### AIM OF THE EXERCISE
Collect every line of the records below that contains the word "követő".

Collection entries:
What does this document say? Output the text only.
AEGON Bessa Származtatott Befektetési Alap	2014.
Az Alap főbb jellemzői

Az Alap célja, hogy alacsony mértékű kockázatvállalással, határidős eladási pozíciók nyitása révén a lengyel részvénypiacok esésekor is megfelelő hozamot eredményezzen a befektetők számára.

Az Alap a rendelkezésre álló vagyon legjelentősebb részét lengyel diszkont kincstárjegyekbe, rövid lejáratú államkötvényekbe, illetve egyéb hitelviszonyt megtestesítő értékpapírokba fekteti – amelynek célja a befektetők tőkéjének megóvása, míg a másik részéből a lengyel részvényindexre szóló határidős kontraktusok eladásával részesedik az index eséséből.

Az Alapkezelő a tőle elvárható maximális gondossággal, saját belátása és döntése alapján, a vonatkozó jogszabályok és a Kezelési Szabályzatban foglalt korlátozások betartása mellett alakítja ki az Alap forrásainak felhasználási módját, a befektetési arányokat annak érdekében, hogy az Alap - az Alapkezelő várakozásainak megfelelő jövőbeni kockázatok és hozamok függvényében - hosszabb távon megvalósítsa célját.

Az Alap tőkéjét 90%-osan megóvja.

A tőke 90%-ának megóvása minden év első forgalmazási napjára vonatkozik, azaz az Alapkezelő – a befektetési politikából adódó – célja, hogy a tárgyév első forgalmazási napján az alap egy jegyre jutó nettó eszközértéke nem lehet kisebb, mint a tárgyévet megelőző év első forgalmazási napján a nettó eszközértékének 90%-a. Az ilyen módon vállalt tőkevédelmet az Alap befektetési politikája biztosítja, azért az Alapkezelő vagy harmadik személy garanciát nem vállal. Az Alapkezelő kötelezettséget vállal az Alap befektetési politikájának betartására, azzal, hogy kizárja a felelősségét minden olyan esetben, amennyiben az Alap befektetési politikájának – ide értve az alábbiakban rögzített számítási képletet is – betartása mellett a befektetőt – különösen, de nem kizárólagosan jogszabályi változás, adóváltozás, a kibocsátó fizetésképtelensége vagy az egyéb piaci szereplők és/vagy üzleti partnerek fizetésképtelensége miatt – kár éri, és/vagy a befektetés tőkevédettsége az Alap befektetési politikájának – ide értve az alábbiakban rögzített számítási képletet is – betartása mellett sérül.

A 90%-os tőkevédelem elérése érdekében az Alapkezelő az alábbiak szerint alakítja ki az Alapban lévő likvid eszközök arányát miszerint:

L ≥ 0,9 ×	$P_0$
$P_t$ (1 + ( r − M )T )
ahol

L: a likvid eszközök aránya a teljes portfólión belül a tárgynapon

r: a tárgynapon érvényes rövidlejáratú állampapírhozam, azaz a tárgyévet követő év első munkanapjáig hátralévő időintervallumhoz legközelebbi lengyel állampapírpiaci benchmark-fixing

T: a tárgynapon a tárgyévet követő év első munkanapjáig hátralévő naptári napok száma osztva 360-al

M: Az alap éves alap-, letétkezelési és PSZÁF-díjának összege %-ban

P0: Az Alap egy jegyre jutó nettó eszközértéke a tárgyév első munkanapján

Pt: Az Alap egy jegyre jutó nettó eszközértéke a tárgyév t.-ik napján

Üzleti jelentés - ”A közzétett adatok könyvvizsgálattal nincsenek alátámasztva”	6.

### COMPLETE RESPONSE
r: a tárgynapon érvényes rövidlejáratú állampapírhozam, azaz a tárgyévet követő év első munkanapjáig hátralévő időintervallumhoz legközelebbi lengyel állampapírpiaci benchmark-fixing
T: a tárgynapon a tárgyévet követő év első munkanapjáig hátralévő naptári napok száma osztva 360-al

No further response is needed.